Task material:
╔══

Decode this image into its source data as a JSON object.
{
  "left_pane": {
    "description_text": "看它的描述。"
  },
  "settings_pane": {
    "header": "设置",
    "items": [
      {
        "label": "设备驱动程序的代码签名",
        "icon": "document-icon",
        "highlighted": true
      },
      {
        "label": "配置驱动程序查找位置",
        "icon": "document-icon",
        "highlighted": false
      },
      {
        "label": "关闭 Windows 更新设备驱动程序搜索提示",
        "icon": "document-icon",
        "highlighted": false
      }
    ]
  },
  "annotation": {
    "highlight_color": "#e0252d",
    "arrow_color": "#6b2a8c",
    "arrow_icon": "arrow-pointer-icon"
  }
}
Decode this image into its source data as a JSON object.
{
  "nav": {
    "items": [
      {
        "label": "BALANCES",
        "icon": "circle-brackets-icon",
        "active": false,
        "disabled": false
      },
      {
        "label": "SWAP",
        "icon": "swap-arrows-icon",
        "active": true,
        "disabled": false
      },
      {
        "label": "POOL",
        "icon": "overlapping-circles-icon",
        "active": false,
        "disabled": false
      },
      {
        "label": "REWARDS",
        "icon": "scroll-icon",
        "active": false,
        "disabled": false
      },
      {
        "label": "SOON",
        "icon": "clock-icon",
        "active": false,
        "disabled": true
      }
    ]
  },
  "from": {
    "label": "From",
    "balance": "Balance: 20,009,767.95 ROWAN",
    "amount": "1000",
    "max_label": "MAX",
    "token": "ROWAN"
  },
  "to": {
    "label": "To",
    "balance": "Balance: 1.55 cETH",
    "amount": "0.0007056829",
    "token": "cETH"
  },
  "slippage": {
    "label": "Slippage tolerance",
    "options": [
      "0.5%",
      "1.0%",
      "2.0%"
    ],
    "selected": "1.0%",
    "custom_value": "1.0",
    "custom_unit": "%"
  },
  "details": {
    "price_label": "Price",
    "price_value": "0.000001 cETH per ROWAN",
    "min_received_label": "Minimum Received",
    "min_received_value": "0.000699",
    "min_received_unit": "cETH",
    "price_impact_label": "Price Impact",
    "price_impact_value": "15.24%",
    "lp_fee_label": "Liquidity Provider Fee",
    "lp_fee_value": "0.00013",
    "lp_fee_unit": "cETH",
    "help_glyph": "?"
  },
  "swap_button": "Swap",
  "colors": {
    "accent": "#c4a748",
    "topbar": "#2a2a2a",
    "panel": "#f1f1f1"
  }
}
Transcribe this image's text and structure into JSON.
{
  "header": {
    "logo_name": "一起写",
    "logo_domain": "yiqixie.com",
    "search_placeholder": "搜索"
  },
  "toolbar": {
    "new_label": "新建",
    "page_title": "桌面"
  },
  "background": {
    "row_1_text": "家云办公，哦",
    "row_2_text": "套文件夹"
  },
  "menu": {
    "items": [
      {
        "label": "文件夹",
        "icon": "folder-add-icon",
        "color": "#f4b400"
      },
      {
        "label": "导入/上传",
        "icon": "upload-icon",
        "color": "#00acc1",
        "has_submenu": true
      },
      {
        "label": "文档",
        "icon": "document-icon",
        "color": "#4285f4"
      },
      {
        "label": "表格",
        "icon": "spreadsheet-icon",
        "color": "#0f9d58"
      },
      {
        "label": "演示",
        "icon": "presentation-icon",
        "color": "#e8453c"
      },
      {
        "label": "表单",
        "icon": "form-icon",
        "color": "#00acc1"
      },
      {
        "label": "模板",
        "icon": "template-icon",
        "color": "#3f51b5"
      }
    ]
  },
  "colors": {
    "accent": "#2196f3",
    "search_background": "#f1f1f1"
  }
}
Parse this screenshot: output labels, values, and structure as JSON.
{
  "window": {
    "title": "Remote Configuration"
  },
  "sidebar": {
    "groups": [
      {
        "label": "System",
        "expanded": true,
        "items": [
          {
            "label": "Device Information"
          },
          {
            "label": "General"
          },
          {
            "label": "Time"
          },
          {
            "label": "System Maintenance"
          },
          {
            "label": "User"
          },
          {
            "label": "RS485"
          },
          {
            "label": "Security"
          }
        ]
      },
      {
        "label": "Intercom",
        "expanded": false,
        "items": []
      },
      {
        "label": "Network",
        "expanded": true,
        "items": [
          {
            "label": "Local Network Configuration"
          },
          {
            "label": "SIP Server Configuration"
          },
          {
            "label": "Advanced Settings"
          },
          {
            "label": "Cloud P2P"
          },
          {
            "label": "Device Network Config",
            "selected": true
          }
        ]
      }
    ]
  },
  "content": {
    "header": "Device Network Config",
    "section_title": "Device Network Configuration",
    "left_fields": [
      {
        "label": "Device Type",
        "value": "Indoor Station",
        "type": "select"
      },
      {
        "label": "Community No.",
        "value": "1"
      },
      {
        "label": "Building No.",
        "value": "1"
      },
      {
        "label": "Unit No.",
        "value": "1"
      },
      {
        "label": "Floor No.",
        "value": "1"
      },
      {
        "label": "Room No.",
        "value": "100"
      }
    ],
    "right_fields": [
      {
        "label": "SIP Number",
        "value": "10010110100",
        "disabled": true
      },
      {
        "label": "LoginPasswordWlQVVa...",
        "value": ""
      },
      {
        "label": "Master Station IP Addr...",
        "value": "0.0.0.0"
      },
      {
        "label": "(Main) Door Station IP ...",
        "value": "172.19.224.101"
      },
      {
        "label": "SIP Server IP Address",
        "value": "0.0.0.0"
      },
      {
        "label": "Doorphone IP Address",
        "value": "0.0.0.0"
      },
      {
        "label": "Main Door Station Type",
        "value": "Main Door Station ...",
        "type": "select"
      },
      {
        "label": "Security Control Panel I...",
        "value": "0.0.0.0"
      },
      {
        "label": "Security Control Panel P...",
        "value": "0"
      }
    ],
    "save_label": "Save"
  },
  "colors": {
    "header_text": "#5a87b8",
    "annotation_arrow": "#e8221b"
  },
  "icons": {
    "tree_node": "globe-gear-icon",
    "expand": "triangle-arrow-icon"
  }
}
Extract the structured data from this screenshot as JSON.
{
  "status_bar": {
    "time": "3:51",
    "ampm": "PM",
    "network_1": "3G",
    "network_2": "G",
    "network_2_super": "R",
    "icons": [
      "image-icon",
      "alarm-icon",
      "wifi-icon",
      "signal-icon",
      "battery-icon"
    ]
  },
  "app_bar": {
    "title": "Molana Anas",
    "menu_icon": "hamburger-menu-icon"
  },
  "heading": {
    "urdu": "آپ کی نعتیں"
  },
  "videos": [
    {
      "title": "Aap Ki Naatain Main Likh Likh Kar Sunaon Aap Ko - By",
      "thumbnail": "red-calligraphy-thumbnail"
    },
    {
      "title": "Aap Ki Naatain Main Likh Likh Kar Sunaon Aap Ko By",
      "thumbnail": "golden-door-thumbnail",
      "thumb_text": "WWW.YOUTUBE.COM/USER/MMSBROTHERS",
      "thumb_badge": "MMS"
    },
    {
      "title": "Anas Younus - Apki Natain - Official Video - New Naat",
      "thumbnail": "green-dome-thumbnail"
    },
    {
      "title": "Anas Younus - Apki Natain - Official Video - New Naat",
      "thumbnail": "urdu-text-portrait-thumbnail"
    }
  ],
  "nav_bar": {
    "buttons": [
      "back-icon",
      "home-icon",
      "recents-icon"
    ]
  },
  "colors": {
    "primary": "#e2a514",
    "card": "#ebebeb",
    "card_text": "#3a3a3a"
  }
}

╚══

Each line above must be printed exactly as it appears.

Decode this image into its source data as a JSON object.
{
  "left_pane": {
    "description_text": "看它的描述。"
  },
  "settings_pane": {
    "header": "设置",
    "items": [
      {
        "label": "设备驱动程序的代码签名",
        "icon": "document-icon",
        "highlighted": true
      },
      {
        "label": "配置驱动程序查找位置",
        "icon": "document-icon",
        "highlighted": false
      },
      {
        "label": "关闭 Windows 更新设备驱动程序搜索提示",
        "icon": "document-icon",
        "highlighted": false
      }
    ]
  },
  "annotation": {
    "highlight_color": "#e0252d",
    "arrow_color": "#6b2a8c",
    "arrow_icon": "arrow-pointer-icon"
  }
}
Decode this image into its source data as a JSON object.
{
  "nav": {
    "items": [
      {
        "label": "BALANCES",
        "icon": "circle-brackets-icon",
        "active": false,
        "disabled": false
      },
      {
        "label": "SWAP",
        "icon": "swap-arrows-icon",
        "active": true,
        "disabled": false
      },
      {
        "label": "POOL",
        "icon": "overlapping-circles-icon",
        "active": false,
        "disabled": false
      },
      {
        "label": "REWARDS",
        "icon": "scroll-icon",
        "active": false,
        "disabled": false
      },
      {
        "label": "SOON",
        "icon": "clock-icon",
        "active": false,
        "disabled": true
      }
    ]
  },
  "from": {
    "label": "From",
    "balance": "Balance: 20,009,767.95 ROWAN",
    "amount": "1000",
    "max_label": "MAX",
    "token": "ROWAN"
  },
  "to": {
    "label": "To",
    "balance": "Balance: 1.55 cETH",
    "amount": "0.0007056829",
    "token": "cETH"
  },
  "slippage": {
    "label": "Slippage tolerance",
    "options": [
      "0.5%",
      "1.0%",
      "2.0%"
    ],
    "selected": "1.0%",
    "custom_value": "1.0",
    "custom_unit": "%"
  },
  "details": {
    "price_label": "Price",
    "price_value": "0.000001 cETH per ROWAN",
    "min_received_label": "Minimum Received",
    "min_received_value": "0.000699",
    "min_received_unit": "cETH",
    "price_impact_label": "Price Impact",
    "price_impact_value": "15.24%",
    "lp_fee_label": "Liquidity Provider Fee",
    "lp_fee_value": "0.00013",
    "lp_fee_unit": "cETH",
    "help_glyph": "?"
  },
  "swap_button": "Swap",
  "colors": {
    "accent": "#c4a748",
    "topbar": "#2a2a2a",
    "panel": "#f1f1f1"
  }
}
Transcribe this image's text and structure into JSON.
{
  "header": {
    "logo_name": "一起写",
    "logo_domain": "yiqixie.com",
    "search_placeholder": "搜索"
  },
  "toolbar": {
    "new_label": "新建",
    "page_title": "桌面"
  },
  "background": {
    "row_1_text": "家云办公，哦",
    "row_2_text": "套文件夹"
  },
  "menu": {
    "items": [
      {
        "label": "文件夹",
        "icon": "folder-add-icon",
        "color": "#f4b400"
      },
      {
        "label": "导入/上传",
        "icon": "upload-icon",
        "color": "#00acc1",
        "has_submenu": true
      },
      {
        "label": "文档",
        "icon": "document-icon",
        "color": "#4285f4"
      },
      {
        "label": "表格",
        "icon": "spreadsheet-icon",
        "color": "#0f9d58"
      },
      {
        "label": "演示",
        "icon": "presentation-icon",
        "color": "#e8453c"
      },
      {
        "label": "表单",
        "icon": "form-icon",
        "color": "#00acc1"
      },
      {
        "label": "模板",
        "icon": "template-icon",
        "color": "#3f51b5"
      }
    ]
  },
  "colors": {
    "accent": "#2196f3",
    "search_background": "#f1f1f1"
  }
}
Parse this screenshot: output labels, values, and structure as JSON.
{
  "window": {
    "title": "Remote Configuration"
  },
  "sidebar": {
    "groups": [
      {
        "label": "System",
        "expanded": true,
        "items": [
          {
            "label": "Device Information"
          },
          {
            "label": "General"
          },
          {
            "label": "Time"
          },
          {
            "label": "System Maintenance"
          },
          {
            "label": "User"
          },
          {
            "label": "RS485"
          },
          {
            "label": "Security"
          }
        ]
      },
      {
        "label": "Intercom",
        "expanded": false,
        "items": []
      },
      {
        "label": "Network",
        "expanded": true,
        "items": [
          {
            "label": "Local Network Configuration"
          },
          {
            "label": "SIP Server Configuration"
          },
          {
            "label": "Advanced Settings"
          },
          {
            "label": "Cloud P2P"
          },
          {
            "label": "Device Network Config",
            "selected": true
          }
        ]
      }
    ]
  },
  "content": {
    "header": "Device Network Config",
    "section_title": "Device Network Configuration",
    "left_fields": [
      {
        "label": "Device Type",
        "value": "Indoor Station",
        "type": "select"
      },
      {
        "label": "Community No.",
        "value": "1"
      },
      {
        "label": "Building No.",
        "value": "1"
      },
      {
        "label": "Unit No.",
        "value": "1"
      },
      {
        "label": "Floor No.",
        "value": "1"
      },
      {
        "label": "Room No.",
        "value": "100"
      }
    ],
    "right_fields": [
      {
        "label": "SIP Number",
        "value": "10010110100",
        "disabled": true
      },
      {
        "label": "LoginPasswordWlQVVa...",
        "value": ""
      },
      {
        "label": "Master Station IP Addr...",
        "value": "0.0.0.0"
      },
      {
        "label": "(Main) Door Station IP ...",
        "value": "172.19.224.101"
      },
      {
        "label": "SIP Server IP Address",
        "value": "0.0.0.0"
      },
      {
        "label": "Doorphone IP Address",
        "value": "0.0.0.0"
      },
      {
        "label": "Main Door Station Type",
        "value": "Main Door Station ...",
        "type": "select"
      },
      {
        "label": "Security Control Panel I...",
        "value": "0.0.0.0"
      },
      {
        "label": "Security Control Panel P...",
        "value": "0"
      }
    ],
    "save_label": "Save"
  },
  "colors": {
    "header_text": "#5a87b8",
    "annotation_arrow": "#e8221b"
  },
  "icons": {
    "tree_node": "globe-gear-icon",
    "expand": "triangle-arrow-icon"
  }
}
Extract the structured data from this screenshot as JSON.
{
  "status_bar": {
    "time": "3:51",
    "ampm": "PM",
    "network_1": "3G",
    "network_2": "G",
    "network_2_super": "R",
    "icons": [
      "image-icon",
      "alarm-icon",
      "wifi-icon",
      "signal-icon",
      "battery-icon"
    ]
  },
  "app_bar": {
    "title": "Molana Anas",
    "menu_icon": "hamburger-menu-icon"
  },
  "heading": {
    "urdu": "آپ کی نعتیں"
  },
  "videos": [
    {
      "title": "Aap Ki Naatain Main Likh Likh Kar Sunaon Aap Ko - By",
      "thumbnail": "red-calligraphy-thumbnail"
    },
    {
      "title": "Aap Ki Naatain Main Likh Likh Kar Sunaon Aap Ko By",
      "thumbnail": "golden-door-thumbnail",
      "thumb_text": "WWW.YOUTUBE.COM/USER/MMSBROTHERS",
      "thumb_badge": "MMS"
    },
    {
      "title": "Anas Younus - Apki Natain - Official Video - New Naat",
      "thumbnail": "green-dome-thumbnail"
    },
    {
      "title": "Anas Younus - Apki Natain - Official Video - New Naat",
      "thumbnail": "urdu-text-portrait-thumbnail"
    }
  ],
  "nav_bar": {
    "buttons": [
      "back-icon",
      "home-icon",
      "recents-icon"
    ]
  },
  "colors": {
    "primary": "#e2a514",
    "card": "#ebebeb",
    "card_text": "#3a3a3a"
  }
}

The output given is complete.